### MATERIAL FOR THE TASK
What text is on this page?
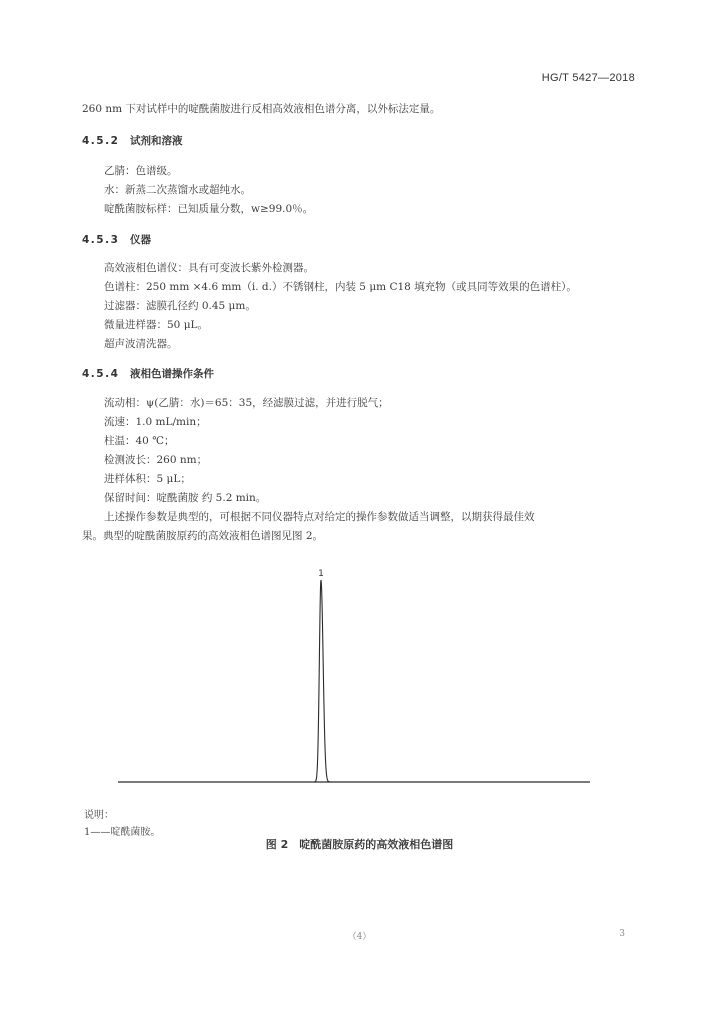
HG/T 5427—2018
260 nm 下对试样中的啶酰菌胺进行反相高效液相色谱分离，以外标法定量。
4.5.2 试剂和溶液
乙腈：色谱级。
水：新蒸二次蒸馏水或超纯水。
啶酰菌胺标样：已知质量分数，w≥99.0％。
4.5.3 仪器
高效液相色谱仪：具有可变波长紫外检测器。
色谱柱：250 mm ×4.6 mm（i. d.）不锈钢柱，内装 5 μm C18 填充物（或具同等效果的色谱柱）。
过滤器：滤膜孔径约 0.45 μm。
微量进样器：50 μL。
超声波清洗器。
4.5.4 液相色谱操作条件
流动相：ψ(乙腈：水)＝65：35，经滤膜过滤，并进行脱气；
流速：1.0 mL/min；
柱温：40 ℃；
检测波长：260 nm；
进样体积：5 μL；
保留时间：啶酰菌胺 约 5.2 min。
上述操作参数是典型的，可根据不同仪器特点对给定的操作参数做适当调整，以期获得最佳效
果。典型的啶酰菌胺原药的高效液相色谱图见图 2。
1
说明：
1——啶酰菌胺。
图 2　啶酰菌胺原药的高效液相色谱图
（4）	3
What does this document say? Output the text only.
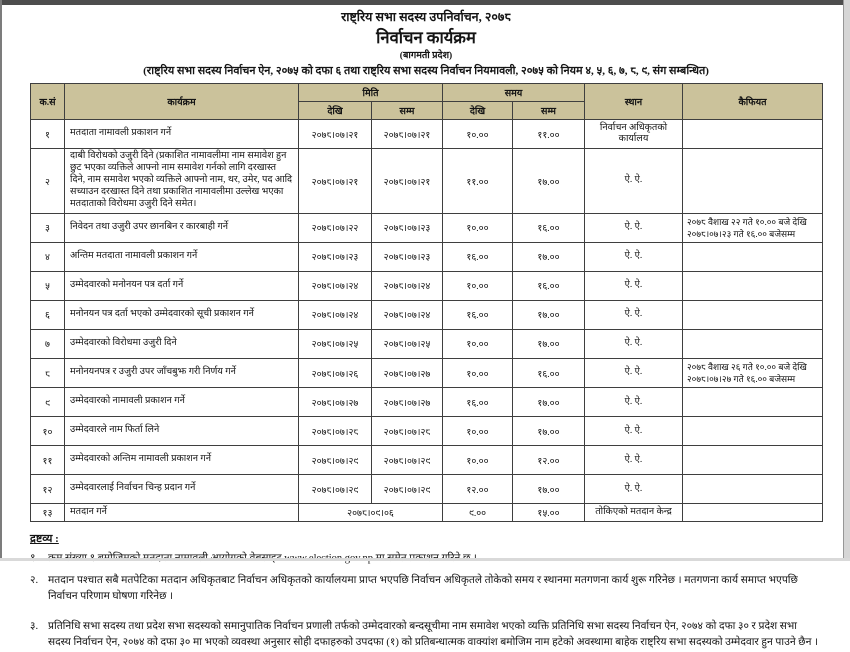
राष्ट्रिय सभा सदस्य उपनिर्वाचन, २०७८
निर्वाचन कार्यक्रम
(बागमती प्रदेश)
(राष्ट्रिय सभा सदस्य निर्वाचन ऐन, २०७५ को दफा ६ तथा राष्ट्रिय सभा सदस्य निर्वाचन नियमावली, २०७५ को नियम ४, ५, ६, ७, ८, ९, संग सम्बन्धित)
क.सं	कार्यक्रम	मिति		समय		स्थान	कैफियत
		देखि	सम्म	देखि	सम्म		
१	मतदाता नामावली प्रकाशन गर्ने	२०७८।०७।२१	२०७८।०७।२१	१०.००	११.००	निर्वाचन अधिकृतको कार्यालय	
२	दाबी विरोधको उजुरी दिने (प्रकाशित नामावलीमा नाम समावेश हुन छुट भएका व्यक्तिले आफ्नो नाम समावेश गर्नको लागि दरखास्त दिने, नाम समावेश भएको व्यक्तिले आफ्नो नाम, थर, उमेर, पद आदि सच्याउन दरखास्त दिने तथा प्रकाशित नामावलीमा उल्लेख भएका मतदाताको विरोधमा उजुरी दिने समेत।	२०७८।०७।२१	२०७८।०७।२१	११.००	१७.००	ऐ. ऐ.	
३	निवेदन तथा उजुरी उपर छानबिन र कारबाही गर्ने	२०७८।०७।२२	२०७८।०७।२३	१०.००	१६.००	ऐ. ऐ.	२०७८ वैशाख २२ गते १०.०० बजे देखि २०७८।०७।२३ गते १६.०० बजेसम्म
४	अन्तिम मतदाता नामावली प्रकाशन गर्ने	२०७८।०७।२३	२०७८।०७।२३	१६.००	१७.००	ऐ. ऐ.	
५	उम्मेदवारको मनोनयन पत्र दर्ता गर्ने	२०७८।०७।२४	२०७८।०७।२४	१०.००	१६.००	ऐ. ऐ.	
६	मनोनयन पत्र दर्ता भएको उम्मेदवारको सूची प्रकाशन गर्ने	२०७८।०७।२४	२०७८।०७।२४	१६.००	१७.००	ऐ. ऐ.	
७	उम्मेदवारको विरोधमा उजुरी दिने	२०७८।०७।२५	२०७८।०७।२५	१०.००	१७.००	ऐ. ऐ.	
८	मनोनयनपत्र र उजुरी उपर जाँचबुझ गरी निर्णय गर्ने	२०७८।०७।२६	२०७८।०७।२७	१०.००	१६.००	ऐ. ऐ.	२०७८ वैशाख २६ गते १०.०० बजे देखि २०७८।०७।२७ गते १६.०० बजेसम्म
९	उम्मेदवारको नामावली प्रकाशन गर्ने	२०७८।०७।२७	२०७८।०७।२७	१६.००	१७.००	ऐ. ऐ.	
१०	उम्मेदवारले नाम फिर्ता लिने	२०७८।०७।२८	२०७८।०७।२८	१०.००	१७.००	ऐ. ऐ.	
११	उम्मेदवारको अन्तिम नामावली प्रकाशन गर्ने	२०७८।०७।२९	२०७८।०७।२९	१०.००	१२.००	ऐ. ऐ.	
१२	उम्मेदवारलाई निर्वाचन चिन्ह प्रदान गर्ने	२०७८।०७।२९	२०७८।०७।२९	१२.००	१७.००	ऐ. ऐ.	
१३	मतदान गर्ने	२०७८।०९।०६		९.००	१५.००	तोकिएको मतदान केन्द्र	
द्रष्टव्य :
२. मतदान पश्चात सबै मतपेटिका मतदान अधिकृतबाट निर्वाचन अधिकृतको कार्यालयमा प्राप्त भएपछि निर्वाचन अधिकृतले तोकेको समय र स्थानमा मतगणना कार्य शुरू गरिनेछ । मतगणना कार्य समाप्त भएपछि निर्वाचन परिणाम घोषणा गरिनेछ ।
३. प्रतिनिधि सभा सदस्य तथा प्रदेश सभा सदस्यको समानुपातिक निर्वाचन प्रणाली तर्फको उम्मेदवारको बन्दसूचीमा नाम समावेश भएको व्यक्ति प्रतिनिधि सभा सदस्य निर्वाचन ऐन, २०७४ को दफा ३० र प्रदेश सभा सदस्य निर्वाचन ऐन, २०७४ को दफा ३० मा भएको व्यवस्था अनुसार सोही दफाहरुको उपदफा (१) को प्रतिबन्धात्मक वाक्यांश बमोजिम नाम हटेको अवस्थामा बाहेक राष्ट्रिय सभा सदस्यको उम्मेदवार हुन पाउने छैन ।
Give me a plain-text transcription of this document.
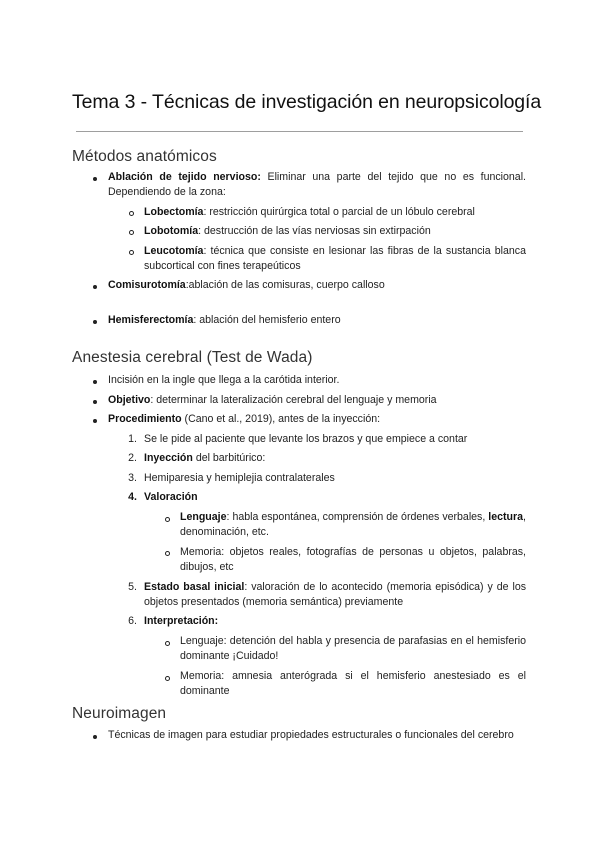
Tema 3 - Técnicas de investigación en neuropsicología
Métodos anatómicos
Ablación de tejido nervioso: Eliminar una parte del tejido que no es funcional. Dependiendo de la zona:
Lobectomía: restricción quirúrgica total o parcial de un lóbulo cerebral
Lobotomía: destrucción de las vías nerviosas sin extirpación
Leucotomía: técnica que consiste en lesionar las fibras de la sustancia blanca subcortical con fines terapeúticos
Comisurotomía:ablación de las comisuras, cuerpo calloso
Hemisferectomía: ablación del hemisferio entero
Anestesia cerebral (Test de Wada)
Incisión en la ingle que llega a la carótida interior.
Objetivo: determinar la lateralización cerebral del lenguaje y memoria
Procedimiento (Cano et al., 2019), antes de la inyección:
1. Se le pide al paciente que levante los brazos y que empiece a contar
2. Inyección del barbitúrico:
3. Hemiparesia y hemiplejia contralaterales
4. Valoración
Lenguaje: habla espontánea, comprensión de órdenes verbales, lectura, denominación, etc.
Memoria: objetos reales, fotografías de personas u objetos, palabras, dibujos, etc
5. Estado basal inicial: valoración de lo acontecido (memoria episódica) y de los objetos presentados (memoria semántica) previamente
6. Interpretación:
Lenguaje: detención del habla y presencia de parafasias en el hemisferio dominante ¡Cuidado!
Memoria: amnesia anterógrada si el hemisferio anestesiado es el dominante
Neuroimagen
Técnicas de imagen para estudiar propiedades estructurales o funcionales del cerebro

### REQUIREMENTS
Restate each entry word for word, leaving out any pictures.

### EXERCISE RESULT
What text is on this page?
HG/T 5427—2018
260 nm 下对试样中的啶酰菌胺进行反相高效液相色谱分离，以外标法定量。
4.5.2 试剂和溶液
乙腈：色谱级。
水：新蒸二次蒸馏水或超纯水。
啶酰菌胺标样：已知质量分数，w≥99.0％。
4.5.3 仪器
高效液相色谱仪：具有可变波长紫外检测器。
色谱柱：250 mm ×4.6 mm（i. d.）不锈钢柱，内装 5 μm C18 填充物（或具同等效果的色谱柱）。
过滤器：滤膜孔径约 0.45 μm。
微量进样器：50 μL。
超声波清洗器。
4.5.4 液相色谱操作条件
流动相：ψ(乙腈：水)＝65：35，经滤膜过滤，并进行脱气；
流速：1.0 mL/min；
柱温：40 ℃；
检测波长：260 nm；
进样体积：5 μL；
保留时间：啶酰菌胺 约 5.2 min。
上述操作参数是典型的，可根据不同仪器特点对给定的操作参数做适当调整，以期获得最佳效
果。典型的啶酰菌胺原药的高效液相色谱图见图 2。
1
说明：
1——啶酰菌胺。
图 2　啶酰菌胺原药的高效液相色谱图
（4）	3
What does this document say? Output the text only.
राष्ट्रिय सभा सदस्य उपनिर्वाचन, २०७८
निर्वाचन कार्यक्रम
(बागमती प्रदेश)
(राष्ट्रिय सभा सदस्य निर्वाचन ऐन, २०७५ को दफा ६ तथा राष्ट्रिय सभा सदस्य निर्वाचन नियमावली, २०७५ को नियम ४, ५, ६, ७, ८, ९, संग सम्बन्धित)
क.सं	कार्यक्रम	मिति		समय		स्थान	कैफियत
		देखि	सम्म	देखि	सम्म		
१	मतदाता नामावली प्रकाशन गर्ने	२०७८।०७।२१	२०७८।०७।२१	१०.००	११.००	निर्वाचन अधिकृतको कार्यालय	
२	दाबी विरोधको उजुरी दिने (प्रकाशित नामावलीमा नाम समावेश हुन छुट भएका व्यक्तिले आफ्नो नाम समावेश गर्नको लागि दरखास्त दिने, नाम समावेश भएको व्यक्तिले आफ्नो नाम, थर, उमेर, पद आदि सच्याउन दरखास्त दिने तथा प्रकाशित नामावलीमा उल्लेख भएका मतदाताको विरोधमा उजुरी दिने समेत।	२०७८।०७।२१	२०७८।०७।२१	११.००	१७.००	ऐ. ऐ.	
३	निवेदन तथा उजुरी उपर छानबिन र कारबाही गर्ने	२०७८।०७।२२	२०७८।०७।२३	१०.००	१६.००	ऐ. ऐ.	२०७८ वैशाख २२ गते १०.०० बजे देखि २०७८।०७।२३ गते १६.०० बजेसम्म
४	अन्तिम मतदाता नामावली प्रकाशन गर्ने	२०७८।०७।२३	२०७८।०७।२३	१६.००	१७.००	ऐ. ऐ.	
५	उम्मेदवारको मनोनयन पत्र दर्ता गर्ने	२०७८।०७।२४	२०७८।०७।२४	१०.००	१६.००	ऐ. ऐ.	
६	मनोनयन पत्र दर्ता भएको उम्मेदवारको सूची प्रकाशन गर्ने	२०७८।०७।२४	२०७८।०७।२४	१६.००	१७.००	ऐ. ऐ.	
७	उम्मेदवारको विरोधमा उजुरी दिने	२०७८।०७।२५	२०७८।०७।२५	१०.००	१७.००	ऐ. ऐ.	
८	मनोनयनपत्र र उजुरी उपर जाँचबुझ गरी निर्णय गर्ने	२०७८।०७।२६	२०७८।०७।२७	१०.००	१६.००	ऐ. ऐ.	२०७८ वैशाख २६ गते १०.०० बजे देखि २०७८।०७।२७ गते १६.०० बजेसम्म
९	उम्मेदवारको नामावली प्रकाशन गर्ने	२०७८।०७।२७	२०७८।०७।२७	१६.००	१७.००	ऐ. ऐ.	
१०	उम्मेदवारले नाम फिर्ता लिने	२०७८।०७।२८	२०७८।०७।२८	१०.००	१७.००	ऐ. ऐ.	
११	उम्मेदवारको अन्तिम नामावली प्रकाशन गर्ने	२०७८।०७।२९	२०७८।०७।२९	१०.००	१२.००	ऐ. ऐ.	
१२	उम्मेदवारलाई निर्वाचन चिन्ह प्रदान गर्ने	२०७८।०७।२९	२०७८।०७।२९	१२.००	१७.००	ऐ. ऐ.	
१३	मतदान गर्ने	२०७८।०९।०६		९.००	१५.००	तोकिएको मतदान केन्द्र	
द्रष्टव्य :
२. मतदान पश्चात सबै मतपेटिका मतदान अधिकृतबाट निर्वाचन अधिकृतको कार्यालयमा प्राप्त भएपछि निर्वाचन अधिकृतले तोकेको समय र स्थानमा मतगणना कार्य शुरू गरिनेछ । मतगणना कार्य समाप्त भएपछि निर्वाचन परिणाम घोषणा गरिनेछ ।
३. प्रतिनिधि सभा सदस्य तथा प्रदेश सभा सदस्यको समानुपातिक निर्वाचन प्रणाली तर्फको उम्मेदवारको बन्दसूचीमा नाम समावेश भएको व्यक्ति प्रतिनिधि सभा सदस्य निर्वाचन ऐन, २०७४ को दफा ३० र प्रदेश सभा सदस्य निर्वाचन ऐन, २०७४ को दफा ३० मा भएको व्यवस्था अनुसार सोही दफाहरुको उपदफा (१) को प्रतिबन्धात्मक वाक्यांश बमोजिम नाम हटेको अवस्थामा बाहेक राष्ट्रिय सभा सदस्यको उम्मेदवार हुन पाउने छैन ।
Give me a plain-text transcription of this document.
Tema 3 - Técnicas de investigación en neuropsicología
Métodos anatómicos
Ablación de tejido nervioso: Eliminar una parte del tejido que no es funcional. Dependiendo de la zona:
Lobectomía: restricción quirúrgica total o parcial de un lóbulo cerebral
Lobotomía: destrucción de las vías nerviosas sin extirpación
Leucotomía: técnica que consiste en lesionar las fibras de la sustancia blanca subcortical con fines terapeúticos
Comisurotomía:ablación de las comisuras, cuerpo calloso
Hemisferectomía: ablación del hemisferio entero
Anestesia cerebral (Test de Wada)
Incisión en la ingle que llega a la carótida interior.
Objetivo: determinar la lateralización cerebral del lenguaje y memoria
Procedimiento (Cano et al., 2019), antes de la inyección:
1. Se le pide al paciente que levante los brazos y que empiece a contar
2. Inyección del barbitúrico:
3. Hemiparesia y hemiplejia contralaterales
4. Valoración
Lenguaje: habla espontánea, comprensión de órdenes verbales, lectura, denominación, etc.
Memoria: objetos reales, fotografías de personas u objetos, palabras, dibujos, etc
5. Estado basal inicial: valoración de lo acontecido (memoria episódica) y de los objetos presentados (memoria semántica) previamente
6. Interpretación:
Lenguaje: detención del habla y presencia de parafasias en el hemisferio dominante ¡Cuidado!
Memoria: amnesia anterógrada si el hemisferio anestesiado es el dominante
Neuroimagen
Técnicas de imagen para estudiar propiedades estructurales o funcionales del cerebro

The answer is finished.